*WHAT NEEDS TO BE DONE:* Each entry below should be reproduced character for character.

════════════════

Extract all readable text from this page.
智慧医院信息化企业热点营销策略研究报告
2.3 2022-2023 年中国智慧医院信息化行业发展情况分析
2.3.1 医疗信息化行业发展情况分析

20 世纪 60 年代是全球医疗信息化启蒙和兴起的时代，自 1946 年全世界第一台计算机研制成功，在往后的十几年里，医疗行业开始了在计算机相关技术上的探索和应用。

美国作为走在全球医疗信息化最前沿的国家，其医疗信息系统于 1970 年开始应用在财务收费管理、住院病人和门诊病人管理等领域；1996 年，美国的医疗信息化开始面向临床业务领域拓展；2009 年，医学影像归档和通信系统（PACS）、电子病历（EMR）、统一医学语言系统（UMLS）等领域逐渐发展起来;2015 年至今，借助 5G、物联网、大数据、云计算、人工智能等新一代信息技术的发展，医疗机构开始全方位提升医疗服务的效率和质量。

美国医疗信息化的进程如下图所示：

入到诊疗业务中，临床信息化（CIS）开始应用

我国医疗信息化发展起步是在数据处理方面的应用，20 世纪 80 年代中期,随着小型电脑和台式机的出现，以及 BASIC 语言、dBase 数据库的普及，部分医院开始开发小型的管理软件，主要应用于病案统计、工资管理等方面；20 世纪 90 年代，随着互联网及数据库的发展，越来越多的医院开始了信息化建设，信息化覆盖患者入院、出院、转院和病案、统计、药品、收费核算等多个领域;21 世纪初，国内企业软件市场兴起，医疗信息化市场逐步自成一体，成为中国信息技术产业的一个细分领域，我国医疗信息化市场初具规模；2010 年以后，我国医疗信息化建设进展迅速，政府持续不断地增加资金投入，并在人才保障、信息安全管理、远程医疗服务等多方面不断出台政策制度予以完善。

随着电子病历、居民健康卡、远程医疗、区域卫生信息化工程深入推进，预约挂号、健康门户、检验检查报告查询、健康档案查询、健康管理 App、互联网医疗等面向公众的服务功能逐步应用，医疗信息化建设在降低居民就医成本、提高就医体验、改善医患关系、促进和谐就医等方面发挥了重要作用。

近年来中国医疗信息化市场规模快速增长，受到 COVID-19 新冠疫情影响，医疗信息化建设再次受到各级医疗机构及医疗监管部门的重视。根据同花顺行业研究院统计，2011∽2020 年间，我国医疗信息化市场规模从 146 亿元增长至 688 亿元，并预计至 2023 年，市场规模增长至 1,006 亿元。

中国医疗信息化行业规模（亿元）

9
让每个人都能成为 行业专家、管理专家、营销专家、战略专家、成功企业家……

════════════════

*EXERCISE ANSWER:*
Extract all readable text from this page.
智慧医院信息化企业热点营销策略研究报告
2.3 2022-2023 年中国智慧医院信息化行业发展情况分析
2.3.1 医疗信息化行业发展情况分析

20 世纪 60 年代是全球医疗信息化启蒙和兴起的时代，自 1946 年全世界第一台计算机研制成功，在往后的十几年里，医疗行业开始了在计算机相关技术上的探索和应用。

美国作为走在全球医疗信息化最前沿的国家，其医疗信息系统于 1970 年开始应用在财务收费管理、住院病人和门诊病人管理等领域；1996 年，美国的医疗信息化开始面向临床业务领域拓展；2009 年，医学影像归档和通信系统（PACS）、电子病历（EMR）、统一医学语言系统（UMLS）等领域逐渐发展起来;2015 年至今，借助 5G、物联网、大数据、云计算、人工智能等新一代信息技术的发展，医疗机构开始全方位提升医疗服务的效率和质量。

美国医疗信息化的进程如下图所示：

入到诊疗业务中，临床信息化（CIS）开始应用

我国医疗信息化发展起步是在数据处理方面的应用，20 世纪 80 年代中期,随着小型电脑和台式机的出现，以及 BASIC 语言、dBase 数据库的普及，部分医院开始开发小型的管理软件，主要应用于病案统计、工资管理等方面；20 世纪 90 年代，随着互联网及数据库的发展，越来越多的医院开始了信息化建设，信息化覆盖患者入院、出院、转院和病案、统计、药品、收费核算等多个领域;21 世纪初，国内企业软件市场兴起，医疗信息化市场逐步自成一体，成为中国信息技术产业的一个细分领域，我国医疗信息化市场初具规模；2010 年以后，我国医疗信息化建设进展迅速，政府持续不断地增加资金投入，并在人才保障、信息安全管理、远程医疗服务等多方面不断出台政策制度予以完善。

随着电子病历、居民健康卡、远程医疗、区域卫生信息化工程深入推进，预约挂号、健康门户、检验检查报告查询、健康档案查询、健康管理 App、互联网医疗等面向公众的服务功能逐步应用，医疗信息化建设在降低居民就医成本、提高就医体验、改善医患关系、促进和谐就医等方面发挥了重要作用。

近年来中国医疗信息化市场规模快速增长，受到 COVID-19 新冠疫情影响，医疗信息化建设再次受到各级医疗机构及医疗监管部门的重视。根据同花顺行业研究院统计，2011∽2020 年间，我国医疗信息化市场规模从 146 亿元增长至 688 亿元，并预计至 2023 年，市场规模增长至 1,006 亿元。

中国医疗信息化行业规模（亿元）

9
让每个人都能成为 行业专家、管理专家、营销专家、战略专家、成功企业家……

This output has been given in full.